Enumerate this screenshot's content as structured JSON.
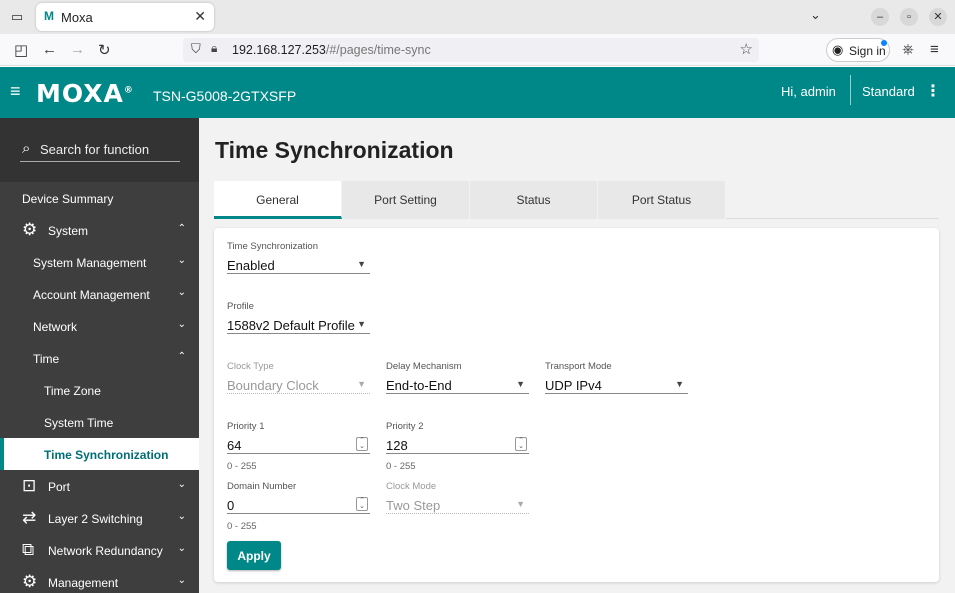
{
  "browser": {
    "tab_title": "Moxa",
    "favicon_text": "M",
    "url_host": "192.168.127.253",
    "url_path": "/#/pages/time-sync",
    "sign_in": "Sign in"
  },
  "app": {
    "logo": "MOXA",
    "logo_mark": "®",
    "model": "TSN-G5008-2GTXSFP",
    "greeting": "Hi, admin",
    "mode": "Standard",
    "accent_color": "#008787"
  },
  "sidebar": {
    "search_placeholder": "Search for function",
    "items": [
      {
        "label": "Device Summary"
      },
      {
        "label": "System",
        "icon": "gear-icon"
      },
      {
        "label": "System Management"
      },
      {
        "label": "Account Management"
      },
      {
        "label": "Network"
      },
      {
        "label": "Time"
      },
      {
        "label": "Time Zone"
      },
      {
        "label": "System Time"
      },
      {
        "label": "Time Synchronization"
      },
      {
        "label": "Port",
        "icon": "port-icon"
      },
      {
        "label": "Layer 2 Switching",
        "icon": "switching-icon"
      },
      {
        "label": "Network Redundancy",
        "icon": "redundancy-icon"
      },
      {
        "label": "Management",
        "icon": "management-icon"
      }
    ]
  },
  "page": {
    "title": "Time Synchronization",
    "tabs": [
      {
        "label": "General",
        "active": true
      },
      {
        "label": "Port Setting"
      },
      {
        "label": "Status"
      },
      {
        "label": "Port Status"
      }
    ]
  },
  "form": {
    "time_sync": {
      "label": "Time Synchronization",
      "value": "Enabled"
    },
    "profile": {
      "label": "Profile",
      "value": "1588v2 Default Profile"
    },
    "clock_type": {
      "label": "Clock Type",
      "value": "Boundary Clock"
    },
    "delay_mechanism": {
      "label": "Delay Mechanism",
      "value": "End-to-End"
    },
    "transport_mode": {
      "label": "Transport Mode",
      "value": "UDP IPv4"
    },
    "priority1": {
      "label": "Priority 1",
      "value": "64",
      "hint": "0 - 255"
    },
    "priority2": {
      "label": "Priority 2",
      "value": "128",
      "hint": "0 - 255"
    },
    "domain_number": {
      "label": "Domain Number",
      "value": "0",
      "hint": "0 - 255"
    },
    "clock_mode": {
      "label": "Clock Mode",
      "value": "Two Step"
    },
    "apply_label": "Apply"
  }
}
##########
Gather up the lines containing the word "System" from these records and copy them.

RESULT FOR THIS TASK:
        "label": "System",
        "label": "System Management"
        "label": "System Time"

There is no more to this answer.